Excerpted passage:
Machu Picchu and Huayna Picchu

We woke up at 4:00am so we could reach Machu Picchu in time for sunrise. Edwin, our cook, stayed behind to cook us one last meal. Fresh pancakes and maple syrup. After gobbling down as much as we could, we gathered on the side of the street to hitch a bus ride up to the Sanctuary’s entrance.

We hopped on the bus as the twilight blue dawn of morning began lifting her veil. The higher up we climbed, everything turned white. By the time we reached the top, the sun slowly peaked through behind the rugged mountain tops, leaving us tucked in natures grace amongst the clouds.

After acquiring tickets to climb Huayna Picchu, and waiting in an awful line where one of my group members had his camera stolen, we began our tour of Machu Picchu.

Stated task 1: In the Machu Picchu account, what did Edwin cook for the group's last meal?

Information supplied:
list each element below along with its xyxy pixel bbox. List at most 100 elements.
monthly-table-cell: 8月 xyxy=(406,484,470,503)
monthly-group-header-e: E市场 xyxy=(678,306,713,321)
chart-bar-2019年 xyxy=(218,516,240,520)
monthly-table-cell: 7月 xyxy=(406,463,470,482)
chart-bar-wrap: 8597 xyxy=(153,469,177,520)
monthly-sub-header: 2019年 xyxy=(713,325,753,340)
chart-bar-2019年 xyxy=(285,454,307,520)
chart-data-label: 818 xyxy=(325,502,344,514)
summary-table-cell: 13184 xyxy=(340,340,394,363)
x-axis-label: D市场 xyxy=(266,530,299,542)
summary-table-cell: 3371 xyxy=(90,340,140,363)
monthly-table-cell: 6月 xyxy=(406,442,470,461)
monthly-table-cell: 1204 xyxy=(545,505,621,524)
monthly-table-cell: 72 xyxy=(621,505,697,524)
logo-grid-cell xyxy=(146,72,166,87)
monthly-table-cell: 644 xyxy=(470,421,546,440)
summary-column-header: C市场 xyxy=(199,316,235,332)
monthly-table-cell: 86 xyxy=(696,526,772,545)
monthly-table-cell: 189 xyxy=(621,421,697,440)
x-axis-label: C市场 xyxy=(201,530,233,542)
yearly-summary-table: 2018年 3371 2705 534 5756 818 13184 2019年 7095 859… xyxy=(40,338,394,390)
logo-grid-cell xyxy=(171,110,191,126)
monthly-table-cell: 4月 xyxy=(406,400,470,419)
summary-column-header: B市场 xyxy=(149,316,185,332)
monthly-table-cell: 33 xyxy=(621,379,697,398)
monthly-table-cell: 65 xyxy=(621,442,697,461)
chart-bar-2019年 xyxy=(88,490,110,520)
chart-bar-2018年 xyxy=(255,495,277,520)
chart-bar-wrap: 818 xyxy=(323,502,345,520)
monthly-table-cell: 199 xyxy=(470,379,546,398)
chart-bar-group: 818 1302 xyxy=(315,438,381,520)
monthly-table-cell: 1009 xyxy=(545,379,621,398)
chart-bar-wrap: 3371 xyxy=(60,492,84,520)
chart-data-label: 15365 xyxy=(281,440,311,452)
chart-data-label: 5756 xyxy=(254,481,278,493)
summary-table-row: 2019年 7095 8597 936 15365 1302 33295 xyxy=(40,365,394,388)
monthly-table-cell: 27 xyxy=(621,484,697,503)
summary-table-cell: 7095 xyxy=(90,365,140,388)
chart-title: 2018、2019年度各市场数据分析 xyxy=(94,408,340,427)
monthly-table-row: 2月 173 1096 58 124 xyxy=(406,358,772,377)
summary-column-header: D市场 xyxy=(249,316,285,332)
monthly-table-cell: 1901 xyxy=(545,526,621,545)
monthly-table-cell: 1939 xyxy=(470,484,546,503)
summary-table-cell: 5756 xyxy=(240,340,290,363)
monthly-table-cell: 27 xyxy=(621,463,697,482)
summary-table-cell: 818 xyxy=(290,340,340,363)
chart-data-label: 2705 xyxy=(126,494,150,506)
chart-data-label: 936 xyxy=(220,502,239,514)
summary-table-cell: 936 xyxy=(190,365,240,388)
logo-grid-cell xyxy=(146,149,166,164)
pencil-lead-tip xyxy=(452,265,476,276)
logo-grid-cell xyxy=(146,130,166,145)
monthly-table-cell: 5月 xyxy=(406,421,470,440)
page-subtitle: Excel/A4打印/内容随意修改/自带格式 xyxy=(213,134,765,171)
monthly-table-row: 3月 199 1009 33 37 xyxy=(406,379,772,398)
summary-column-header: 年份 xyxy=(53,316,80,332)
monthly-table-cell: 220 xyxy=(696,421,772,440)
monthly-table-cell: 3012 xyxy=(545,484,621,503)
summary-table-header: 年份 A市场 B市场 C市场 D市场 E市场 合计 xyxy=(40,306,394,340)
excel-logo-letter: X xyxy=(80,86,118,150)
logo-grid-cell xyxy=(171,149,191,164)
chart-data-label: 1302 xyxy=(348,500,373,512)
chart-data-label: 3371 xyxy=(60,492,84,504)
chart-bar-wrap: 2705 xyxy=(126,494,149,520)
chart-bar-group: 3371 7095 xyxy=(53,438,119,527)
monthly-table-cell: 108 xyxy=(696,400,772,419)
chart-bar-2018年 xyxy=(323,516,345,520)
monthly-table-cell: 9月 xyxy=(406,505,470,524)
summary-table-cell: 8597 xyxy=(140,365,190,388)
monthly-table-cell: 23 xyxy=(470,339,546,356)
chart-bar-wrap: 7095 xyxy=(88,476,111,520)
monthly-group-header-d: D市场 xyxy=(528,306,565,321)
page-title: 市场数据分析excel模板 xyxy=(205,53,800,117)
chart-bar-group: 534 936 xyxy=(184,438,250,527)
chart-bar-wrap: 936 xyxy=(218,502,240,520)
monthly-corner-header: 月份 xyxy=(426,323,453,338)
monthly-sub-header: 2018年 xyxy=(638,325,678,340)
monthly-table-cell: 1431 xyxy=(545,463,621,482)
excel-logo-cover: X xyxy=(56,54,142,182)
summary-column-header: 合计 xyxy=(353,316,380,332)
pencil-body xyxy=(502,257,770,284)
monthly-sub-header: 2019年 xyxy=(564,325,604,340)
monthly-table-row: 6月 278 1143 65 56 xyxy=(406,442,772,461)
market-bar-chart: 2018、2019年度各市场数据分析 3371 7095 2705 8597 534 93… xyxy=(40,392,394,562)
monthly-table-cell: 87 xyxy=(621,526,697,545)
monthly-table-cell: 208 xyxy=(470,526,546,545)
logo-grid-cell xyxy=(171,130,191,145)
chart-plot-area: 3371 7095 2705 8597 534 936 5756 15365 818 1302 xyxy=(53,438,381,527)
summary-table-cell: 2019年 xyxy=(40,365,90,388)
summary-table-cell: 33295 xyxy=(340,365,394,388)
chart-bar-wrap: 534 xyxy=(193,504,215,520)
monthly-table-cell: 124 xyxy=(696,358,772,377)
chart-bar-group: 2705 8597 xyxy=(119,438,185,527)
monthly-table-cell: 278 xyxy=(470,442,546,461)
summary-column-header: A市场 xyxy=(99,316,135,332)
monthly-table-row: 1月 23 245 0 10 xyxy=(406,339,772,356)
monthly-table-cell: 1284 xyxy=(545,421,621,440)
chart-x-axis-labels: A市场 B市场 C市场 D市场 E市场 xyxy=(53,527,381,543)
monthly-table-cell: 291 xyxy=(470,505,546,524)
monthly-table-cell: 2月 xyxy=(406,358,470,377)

Stated task 2: Return the lines of the listing unchanged, everything from its first line down to and including the line that contains "monthly-table-cell: 65 xyxy=(621,442,697,461)".

Task response 1: Fresh pancakes and maple syrup.

Task response 2:
list each element below along with its xyxy pixel bbox. List at most 100 elements.
monthly-table-cell: 8月 xyxy=(406,484,470,503)
monthly-group-header-e: E市场 xyxy=(678,306,713,321)
chart-bar-2019年 xyxy=(218,516,240,520)
monthly-table-cell: 7月 xyxy=(406,463,470,482)
chart-bar-wrap: 8597 xyxy=(153,469,177,520)
monthly-sub-header: 2019年 xyxy=(713,325,753,340)
chart-bar-2019年 xyxy=(285,454,307,520)
chart-data-label: 818 xyxy=(325,502,344,514)
summary-table-cell: 13184 xyxy=(340,340,394,363)
x-axis-label: D市场 xyxy=(266,530,299,542)
summary-table-cell: 3371 xyxy=(90,340,140,363)
monthly-table-cell: 6月 xyxy=(406,442,470,461)
monthly-table-cell: 1204 xyxy=(545,505,621,524)
monthly-table-cell: 72 xyxy=(621,505,697,524)
logo-grid-cell xyxy=(146,72,166,87)
monthly-table-cell: 644 xyxy=(470,421,546,440)
summary-column-header: C市场 xyxy=(199,316,235,332)
monthly-table-cell: 86 xyxy=(696,526,772,545)
monthly-table-cell: 189 xyxy=(621,421,697,440)
x-axis-label: C市场 xyxy=(201,530,233,542)
yearly-summary-table: 2018年 3371 2705 534 5756 818 13184 2019年 7095 859… xyxy=(40,338,394,390)
logo-grid-cell xyxy=(171,110,191,126)
monthly-table-cell: 4月 xyxy=(406,400,470,419)
summary-column-header: B市场 xyxy=(149,316,185,332)
monthly-table-cell: 33 xyxy=(621,379,697,398)
monthly-table-cell: 65 xyxy=(621,442,697,461)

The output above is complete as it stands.